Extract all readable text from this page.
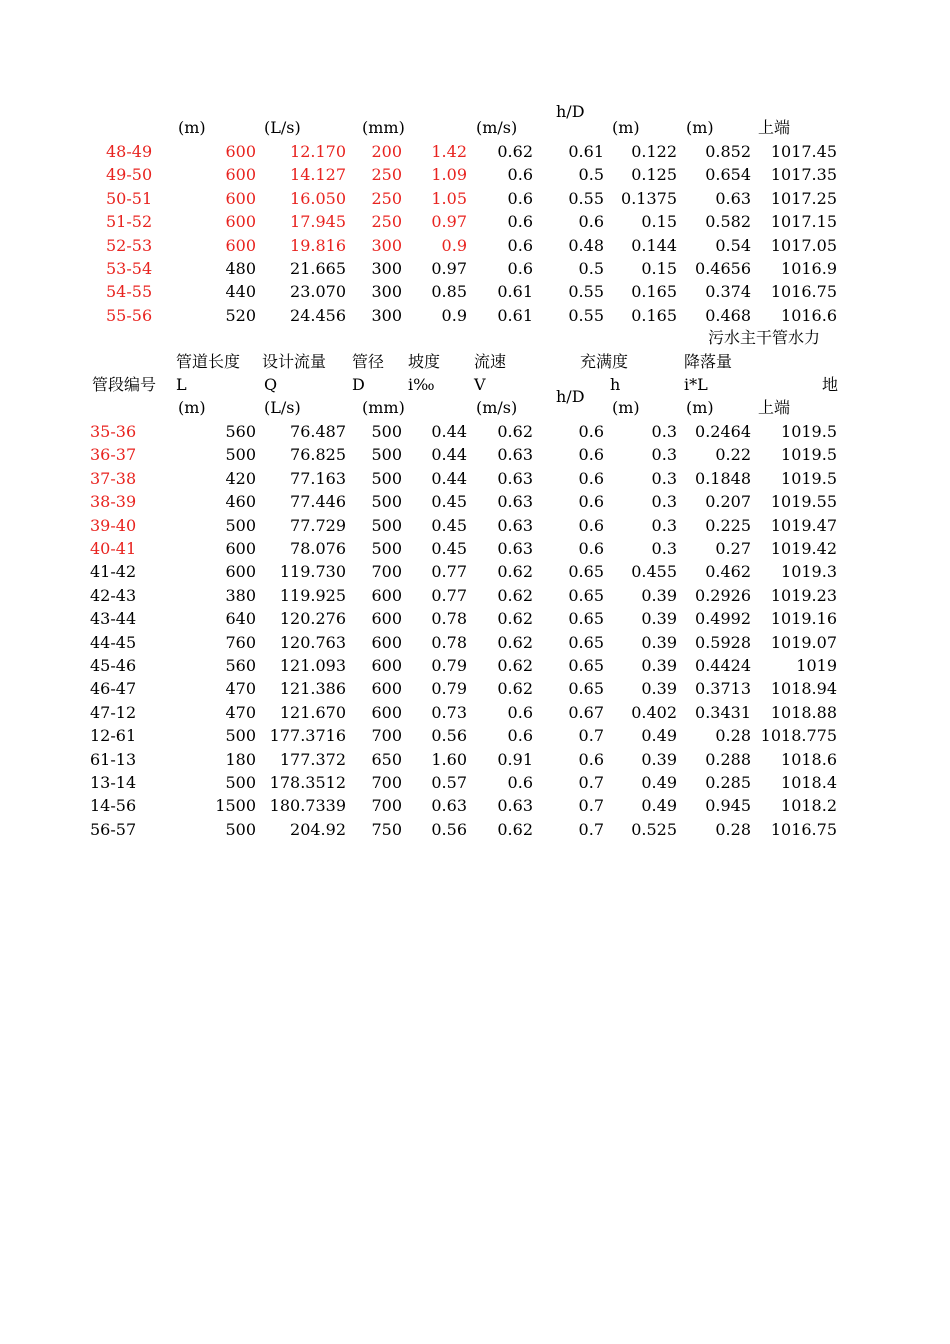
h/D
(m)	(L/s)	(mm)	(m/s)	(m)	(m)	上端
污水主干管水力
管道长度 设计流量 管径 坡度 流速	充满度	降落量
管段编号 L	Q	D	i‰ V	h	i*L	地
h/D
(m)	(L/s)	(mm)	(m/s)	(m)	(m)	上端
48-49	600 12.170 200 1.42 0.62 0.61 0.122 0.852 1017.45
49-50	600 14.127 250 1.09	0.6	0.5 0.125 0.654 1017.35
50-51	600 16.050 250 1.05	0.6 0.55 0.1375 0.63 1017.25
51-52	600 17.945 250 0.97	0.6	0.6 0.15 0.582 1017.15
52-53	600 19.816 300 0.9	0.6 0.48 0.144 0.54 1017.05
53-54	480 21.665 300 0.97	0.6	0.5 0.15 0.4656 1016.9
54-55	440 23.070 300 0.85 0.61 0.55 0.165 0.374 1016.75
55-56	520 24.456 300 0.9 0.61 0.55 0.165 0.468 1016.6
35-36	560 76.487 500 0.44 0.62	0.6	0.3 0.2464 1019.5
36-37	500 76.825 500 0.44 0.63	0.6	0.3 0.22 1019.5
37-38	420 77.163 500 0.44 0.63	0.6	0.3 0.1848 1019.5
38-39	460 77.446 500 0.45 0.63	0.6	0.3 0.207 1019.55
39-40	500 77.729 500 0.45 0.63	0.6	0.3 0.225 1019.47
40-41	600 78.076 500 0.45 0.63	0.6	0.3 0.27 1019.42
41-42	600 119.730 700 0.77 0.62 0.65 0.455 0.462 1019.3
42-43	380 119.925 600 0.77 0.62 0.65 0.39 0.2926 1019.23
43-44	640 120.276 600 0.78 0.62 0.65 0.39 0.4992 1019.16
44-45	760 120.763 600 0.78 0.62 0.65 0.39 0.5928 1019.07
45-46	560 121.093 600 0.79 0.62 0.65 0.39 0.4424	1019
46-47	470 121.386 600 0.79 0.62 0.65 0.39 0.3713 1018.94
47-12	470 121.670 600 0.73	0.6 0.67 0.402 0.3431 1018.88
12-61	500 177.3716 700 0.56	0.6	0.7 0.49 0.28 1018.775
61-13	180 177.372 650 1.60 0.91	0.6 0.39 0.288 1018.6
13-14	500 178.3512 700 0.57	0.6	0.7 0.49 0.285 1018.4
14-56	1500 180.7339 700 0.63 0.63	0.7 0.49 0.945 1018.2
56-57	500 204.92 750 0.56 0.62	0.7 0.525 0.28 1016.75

************

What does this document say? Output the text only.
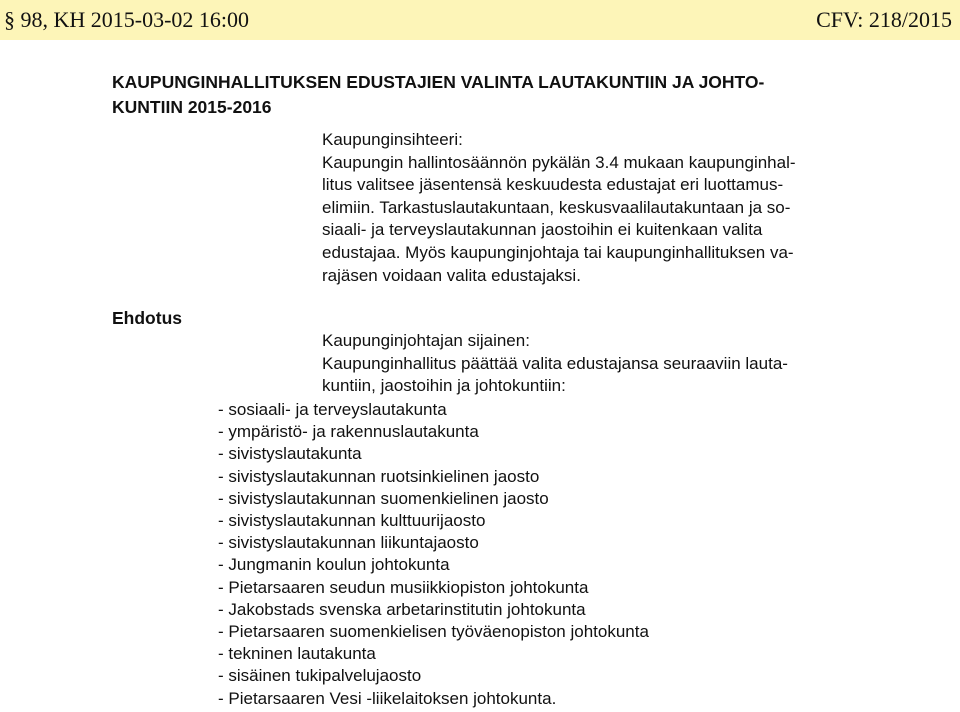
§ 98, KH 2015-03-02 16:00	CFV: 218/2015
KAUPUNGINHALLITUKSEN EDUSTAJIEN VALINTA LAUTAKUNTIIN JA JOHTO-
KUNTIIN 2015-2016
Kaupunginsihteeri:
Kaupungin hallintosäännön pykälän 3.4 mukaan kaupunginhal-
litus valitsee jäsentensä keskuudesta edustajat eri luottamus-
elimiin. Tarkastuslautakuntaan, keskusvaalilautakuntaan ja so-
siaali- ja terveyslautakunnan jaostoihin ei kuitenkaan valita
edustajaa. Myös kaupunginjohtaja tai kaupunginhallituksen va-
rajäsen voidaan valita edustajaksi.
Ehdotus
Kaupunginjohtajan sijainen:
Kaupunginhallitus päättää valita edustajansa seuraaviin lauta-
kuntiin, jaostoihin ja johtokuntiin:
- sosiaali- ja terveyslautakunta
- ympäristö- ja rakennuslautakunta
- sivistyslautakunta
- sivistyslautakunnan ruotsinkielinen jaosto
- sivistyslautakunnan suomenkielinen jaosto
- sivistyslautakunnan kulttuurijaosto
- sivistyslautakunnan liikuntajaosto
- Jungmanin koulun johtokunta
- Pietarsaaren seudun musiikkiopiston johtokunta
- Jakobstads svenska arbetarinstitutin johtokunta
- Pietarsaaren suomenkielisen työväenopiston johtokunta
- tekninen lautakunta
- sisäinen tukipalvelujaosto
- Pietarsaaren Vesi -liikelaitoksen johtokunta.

************

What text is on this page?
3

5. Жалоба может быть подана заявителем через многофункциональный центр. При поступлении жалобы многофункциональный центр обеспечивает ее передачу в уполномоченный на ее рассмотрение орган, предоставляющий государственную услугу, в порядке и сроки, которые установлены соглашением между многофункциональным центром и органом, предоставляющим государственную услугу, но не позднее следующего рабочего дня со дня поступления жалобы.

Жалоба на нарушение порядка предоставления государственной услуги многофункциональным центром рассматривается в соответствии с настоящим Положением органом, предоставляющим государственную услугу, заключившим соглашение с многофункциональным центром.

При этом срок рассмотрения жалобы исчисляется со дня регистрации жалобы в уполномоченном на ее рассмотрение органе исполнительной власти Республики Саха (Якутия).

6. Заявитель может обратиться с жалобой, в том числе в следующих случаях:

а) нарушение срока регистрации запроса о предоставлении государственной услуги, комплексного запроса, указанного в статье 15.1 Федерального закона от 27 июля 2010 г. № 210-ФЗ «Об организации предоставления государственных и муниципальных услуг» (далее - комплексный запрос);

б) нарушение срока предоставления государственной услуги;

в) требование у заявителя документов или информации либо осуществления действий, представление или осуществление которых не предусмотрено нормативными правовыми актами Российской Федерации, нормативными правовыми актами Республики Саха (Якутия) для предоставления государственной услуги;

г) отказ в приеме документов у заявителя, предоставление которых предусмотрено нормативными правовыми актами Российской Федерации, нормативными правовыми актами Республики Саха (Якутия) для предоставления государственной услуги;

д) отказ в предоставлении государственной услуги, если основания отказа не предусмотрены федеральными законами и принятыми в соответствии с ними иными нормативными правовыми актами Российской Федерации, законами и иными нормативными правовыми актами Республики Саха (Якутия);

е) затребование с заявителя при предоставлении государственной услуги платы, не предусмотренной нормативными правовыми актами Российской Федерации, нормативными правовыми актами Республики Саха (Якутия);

************

▶ **PROBLEM DETAILS**:
Indicate how many lines of the material contain the string "this", giving the number and nothing more.

▶ **WORKED SOLUTION**:
3